Return each line of the listing below, unchanged, and omit the images.
* * *
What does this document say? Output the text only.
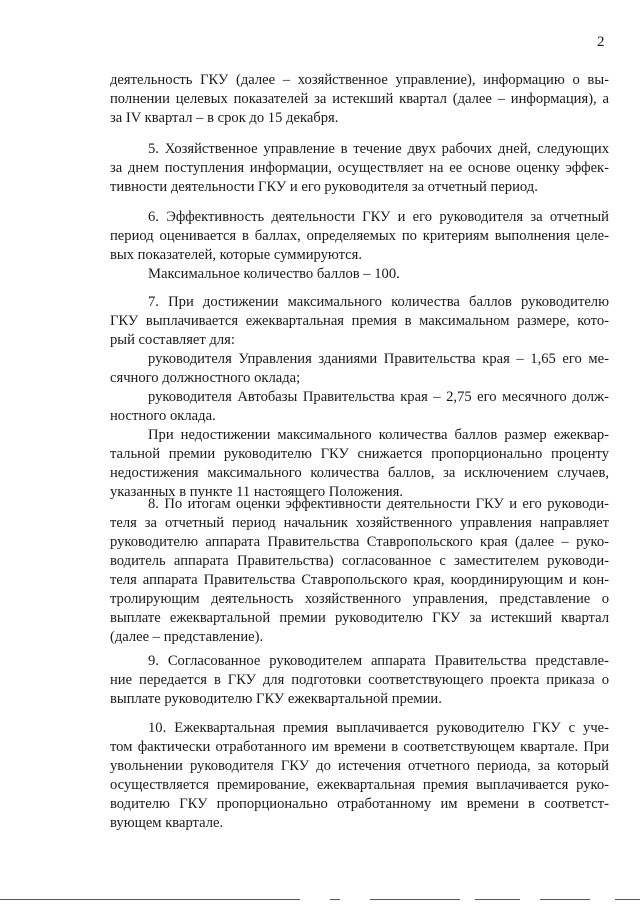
2
деятельность ГКУ (далее – хозяйственное управление), информацию о вы-
полнении целевых показателей за истекший квартал (далее – информация), а
за IV квартал – в срок до 15 декабря.
5. Хозяйственное управление в течение двух рабочих дней, следующих
за днем поступления информации, осуществляет на ее основе оценку эффек-
тивности деятельности ГКУ и его руководителя за отчетный период.
6. Эффективность деятельности ГКУ и его руководителя за отчетный
период оценивается в баллах, определяемых по критериям выполнения целе-
вых показателей, которые суммируются.
Максимальное количество баллов – 100.
7. При достижении максимального количества баллов руководителю
ГКУ выплачивается ежеквартальная премия в максимальном размере, кото-
рый составляет для:
руководителя Управления зданиями Правительства края – 1,65 его ме-
сячного должностного оклада;
руководителя Автобазы Правительства края – 2,75 его месячного долж-
ностного оклада.
При недостижении максимального количества баллов размер ежеквар-
тальной премии руководителю ГКУ снижается пропорционально проценту
недостижения максимального количества баллов, за исключением случаев,
указанных в пункте 11 настоящего Положения.
8. По итогам оценки эффективности деятельности ГКУ и его руководи-
теля за отчетный период начальник хозяйственного управления направляет
руководителю аппарата Правительства Ставропольского края (далее – руко-
водитель аппарата Правительства) согласованное с заместителем руководи-
теля аппарата Правительства Ставропольского края, координирующим и кон-
тролирующим деятельность хозяйственного управления, представление о
выплате ежеквартальной премии руководителю ГКУ за истекший квартал
(далее – представление).
9. Согласованное руководителем аппарата Правительства представле-
ние передается в ГКУ для подготовки соответствующего проекта приказа о
выплате руководителю ГКУ ежеквартальной премии.
10. Ежеквартальная премия выплачивается руководителю ГКУ с уче-
том фактически отработанного им времени в соответствующем квартале. При
увольнении руководителя ГКУ до истечения отчетного периода, за который
осуществляется премирование, ежеквартальная премия выплачивается руко-
водителю ГКУ пропорционально отработанному им времени в соответст-
вующем квартале.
* * *
## Task solution
What does this document say? Output the text only.
2
деятельность ГКУ (далее – хозяйственное управление), информацию о вы-
полнении целевых показателей за истекший квартал (далее – информация), а
за IV квартал – в срок до 15 декабря.
5. Хозяйственное управление в течение двух рабочих дней, следующих
за днем поступления информации, осуществляет на ее основе оценку эффек-
тивности деятельности ГКУ и его руководителя за отчетный период.
6. Эффективность деятельности ГКУ и его руководителя за отчетный
период оценивается в баллах, определяемых по критериям выполнения целе-
вых показателей, которые суммируются.
Максимальное количество баллов – 100.
7. При достижении максимального количества баллов руководителю
ГКУ выплачивается ежеквартальная премия в максимальном размере, кото-
рый составляет для:
руководителя Управления зданиями Правительства края – 1,65 его ме-
сячного должностного оклада;
руководителя Автобазы Правительства края – 2,75 его месячного долж-
ностного оклада.
При недостижении максимального количества баллов размер ежеквар-
тальной премии руководителю ГКУ снижается пропорционально проценту
недостижения максимального количества баллов, за исключением случаев,
указанных в пункте 11 настоящего Положения.
8. По итогам оценки эффективности деятельности ГКУ и его руководи-
теля за отчетный период начальник хозяйственного управления направляет
руководителю аппарата Правительства Ставропольского края (далее – руко-
водитель аппарата Правительства) согласованное с заместителем руководи-
теля аппарата Правительства Ставропольского края, координирующим и кон-
тролирующим деятельность хозяйственного управления, представление о
выплате ежеквартальной премии руководителю ГКУ за истекший квартал
(далее – представление).
9. Согласованное руководителем аппарата Правительства представле-
ние передается в ГКУ для подготовки соответствующего проекта приказа о
выплате руководителю ГКУ ежеквартальной премии.
10. Ежеквартальная премия выплачивается руководителю ГКУ с уче-
том фактически отработанного им времени в соответствующем квартале. При
увольнении руководителя ГКУ до истечения отчетного периода, за который
осуществляется премирование, ежеквартальная премия выплачивается руко-
водителю ГКУ пропорционально отработанному им времени в соответст-
вующем квартале.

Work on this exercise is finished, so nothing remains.